__BRIEF__: Below is a listing; reproduce each line of it exactly.

__PROVIDED MATERIAL__:
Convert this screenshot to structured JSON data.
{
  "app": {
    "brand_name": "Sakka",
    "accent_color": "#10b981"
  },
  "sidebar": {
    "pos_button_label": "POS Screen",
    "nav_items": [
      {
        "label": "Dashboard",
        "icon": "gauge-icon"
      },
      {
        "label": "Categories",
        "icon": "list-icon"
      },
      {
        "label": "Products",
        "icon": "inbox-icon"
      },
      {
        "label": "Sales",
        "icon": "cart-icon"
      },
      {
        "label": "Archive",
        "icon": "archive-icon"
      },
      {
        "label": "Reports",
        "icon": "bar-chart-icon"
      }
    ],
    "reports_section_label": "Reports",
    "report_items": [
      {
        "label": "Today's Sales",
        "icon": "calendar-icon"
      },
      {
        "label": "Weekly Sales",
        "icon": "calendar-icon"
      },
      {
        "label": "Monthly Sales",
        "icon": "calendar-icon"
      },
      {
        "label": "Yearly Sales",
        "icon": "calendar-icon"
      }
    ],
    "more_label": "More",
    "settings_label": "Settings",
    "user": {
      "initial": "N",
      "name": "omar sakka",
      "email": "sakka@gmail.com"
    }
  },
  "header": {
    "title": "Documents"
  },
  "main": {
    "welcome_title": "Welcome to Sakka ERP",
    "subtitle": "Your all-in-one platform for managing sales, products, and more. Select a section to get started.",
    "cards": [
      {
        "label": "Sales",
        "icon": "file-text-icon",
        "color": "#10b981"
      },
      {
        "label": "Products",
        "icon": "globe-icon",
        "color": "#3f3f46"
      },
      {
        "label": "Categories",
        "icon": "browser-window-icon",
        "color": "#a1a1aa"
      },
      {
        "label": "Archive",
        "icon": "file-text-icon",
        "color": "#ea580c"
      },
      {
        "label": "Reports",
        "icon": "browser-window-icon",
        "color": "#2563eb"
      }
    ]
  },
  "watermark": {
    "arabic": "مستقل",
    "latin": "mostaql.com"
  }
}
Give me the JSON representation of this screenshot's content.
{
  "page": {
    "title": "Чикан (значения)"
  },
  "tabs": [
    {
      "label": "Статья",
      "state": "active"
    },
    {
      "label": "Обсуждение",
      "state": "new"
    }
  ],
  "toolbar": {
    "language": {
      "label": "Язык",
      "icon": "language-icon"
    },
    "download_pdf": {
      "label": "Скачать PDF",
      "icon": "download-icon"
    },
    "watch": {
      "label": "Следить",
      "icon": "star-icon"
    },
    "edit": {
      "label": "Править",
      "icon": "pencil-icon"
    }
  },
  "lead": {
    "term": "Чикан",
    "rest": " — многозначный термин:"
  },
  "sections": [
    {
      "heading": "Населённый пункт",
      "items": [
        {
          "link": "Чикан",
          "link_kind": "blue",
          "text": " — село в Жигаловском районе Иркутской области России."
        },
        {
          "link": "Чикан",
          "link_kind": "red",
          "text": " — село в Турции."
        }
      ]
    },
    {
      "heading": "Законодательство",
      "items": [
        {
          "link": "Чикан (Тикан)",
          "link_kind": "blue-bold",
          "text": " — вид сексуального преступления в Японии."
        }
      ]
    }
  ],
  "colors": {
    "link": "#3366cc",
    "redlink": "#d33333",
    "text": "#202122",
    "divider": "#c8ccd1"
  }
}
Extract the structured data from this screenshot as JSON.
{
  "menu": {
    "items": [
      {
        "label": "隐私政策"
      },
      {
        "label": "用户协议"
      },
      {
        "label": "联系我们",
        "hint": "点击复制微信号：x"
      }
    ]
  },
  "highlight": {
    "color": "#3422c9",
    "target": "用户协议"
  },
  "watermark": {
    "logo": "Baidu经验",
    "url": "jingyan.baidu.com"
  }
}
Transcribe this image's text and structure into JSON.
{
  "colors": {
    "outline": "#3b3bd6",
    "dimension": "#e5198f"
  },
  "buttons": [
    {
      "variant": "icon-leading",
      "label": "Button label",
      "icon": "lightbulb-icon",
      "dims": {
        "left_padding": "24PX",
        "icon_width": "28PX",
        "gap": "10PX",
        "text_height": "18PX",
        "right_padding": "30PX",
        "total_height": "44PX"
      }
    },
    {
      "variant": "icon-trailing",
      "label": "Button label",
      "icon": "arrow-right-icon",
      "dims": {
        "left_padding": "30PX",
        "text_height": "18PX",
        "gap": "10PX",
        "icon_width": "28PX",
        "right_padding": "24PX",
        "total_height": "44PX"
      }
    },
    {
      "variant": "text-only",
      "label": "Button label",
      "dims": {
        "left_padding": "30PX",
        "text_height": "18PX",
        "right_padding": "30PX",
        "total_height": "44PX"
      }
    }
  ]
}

__FULL OUTPUT__:
Convert this screenshot to structured JSON data.
{
  "app": {
    "brand_name": "Sakka",
    "accent_color": "#10b981"
  },
  "sidebar": {
    "pos_button_label": "POS Screen",
    "nav_items": [
      {
        "label": "Dashboard",
        "icon": "gauge-icon"
      },
      {
        "label": "Categories",
        "icon": "list-icon"
      },
      {
        "label": "Products",
        "icon": "inbox-icon"
      },
      {
        "label": "Sales",
        "icon": "cart-icon"
      },
      {
        "label": "Archive",
        "icon": "archive-icon"
      },
      {
        "label": "Reports",
        "icon": "bar-chart-icon"
      }
    ],
    "reports_section_label": "Reports",
    "report_items": [
      {
        "label": "Today's Sales",
        "icon": "calendar-icon"
      },
      {
        "label": "Weekly Sales",
        "icon": "calendar-icon"
      },
      {
        "label": "Monthly Sales",
        "icon": "calendar-icon"
      },
      {
        "label": "Yearly Sales",
        "icon": "calendar-icon"
      }
    ],
    "more_label": "More",
    "settings_label": "Settings",
    "user": {
      "initial": "N",
      "name": "omar sakka",
      "email": "sakka@gmail.com"
    }
  },
  "header": {
    "title": "Documents"
  },
  "main": {
    "welcome_title": "Welcome to Sakka ERP",
    "subtitle": "Your all-in-one platform for managing sales, products, and more. Select a section to get started.",
    "cards": [
      {
        "label": "Sales",
        "icon": "file-text-icon",
        "color": "#10b981"
      },
      {
        "label": "Products",
        "icon": "globe-icon",
        "color": "#3f3f46"
      },
      {
        "label": "Categories",
        "icon": "browser-window-icon",
        "color": "#a1a1aa"
      },
      {
        "label": "Archive",
        "icon": "file-text-icon",
        "color": "#ea580c"
      },
      {
        "label": "Reports",
        "icon": "browser-window-icon",
        "color": "#2563eb"
      }
    ]
  },
  "watermark": {
    "arabic": "مستقل",
    "latin": "mostaql.com"
  }
}
Give me the JSON representation of this screenshot's content.
{
  "page": {
    "title": "Чикан (значения)"
  },
  "tabs": [
    {
      "label": "Статья",
      "state": "active"
    },
    {
      "label": "Обсуждение",
      "state": "new"
    }
  ],
  "toolbar": {
    "language": {
      "label": "Язык",
      "icon": "language-icon"
    },
    "download_pdf": {
      "label": "Скачать PDF",
      "icon": "download-icon"
    },
    "watch": {
      "label": "Следить",
      "icon": "star-icon"
    },
    "edit": {
      "label": "Править",
      "icon": "pencil-icon"
    }
  },
  "lead": {
    "term": "Чикан",
    "rest": " — многозначный термин:"
  },
  "sections": [
    {
      "heading": "Населённый пункт",
      "items": [
        {
          "link": "Чикан",
          "link_kind": "blue",
          "text": " — село в Жигаловском районе Иркутской области России."
        },
        {
          "link": "Чикан",
          "link_kind": "red",
          "text": " — село в Турции."
        }
      ]
    },
    {
      "heading": "Законодательство",
      "items": [
        {
          "link": "Чикан (Тикан)",
          "link_kind": "blue-bold",
          "text": " — вид сексуального преступления в Японии."
        }
      ]
    }
  ],
  "colors": {
    "link": "#3366cc",
    "redlink": "#d33333",
    "text": "#202122",
    "divider": "#c8ccd1"
  }
}
Extract the structured data from this screenshot as JSON.
{
  "menu": {
    "items": [
      {
        "label": "隐私政策"
      },
      {
        "label": "用户协议"
      },
      {
        "label": "联系我们",
        "hint": "点击复制微信号：x"
      }
    ]
  },
  "highlight": {
    "color": "#3422c9",
    "target": "用户协议"
  },
  "watermark": {
    "logo": "Baidu经验",
    "url": "jingyan.baidu.com"
  }
}
Transcribe this image's text and structure into JSON.
{
  "colors": {
    "outline": "#3b3bd6",
    "dimension": "#e5198f"
  },
  "buttons": [
    {
      "variant": "icon-leading",
      "label": "Button label",
      "icon": "lightbulb-icon",
      "dims": {
        "left_padding": "24PX",
        "icon_width": "28PX",
        "gap": "10PX",
        "text_height": "18PX",
        "right_padding": "30PX",
        "total_height": "44PX"
      }
    },
    {
      "variant": "icon-trailing",
      "label": "Button label",
      "icon": "arrow-right-icon",
      "dims": {
        "left_padding": "30PX",
        "text_height": "18PX",
        "gap": "10PX",
        "icon_width": "28PX",
        "right_padding": "24PX",
        "total_height": "44PX"
      }
    },
    {
      "variant": "text-only",
      "label": "Button label",
      "dims": {
        "left_padding": "30PX",
        "text_height": "18PX",
        "right_padding": "30PX",
        "total_height": "44PX"
      }
    }
  ]
}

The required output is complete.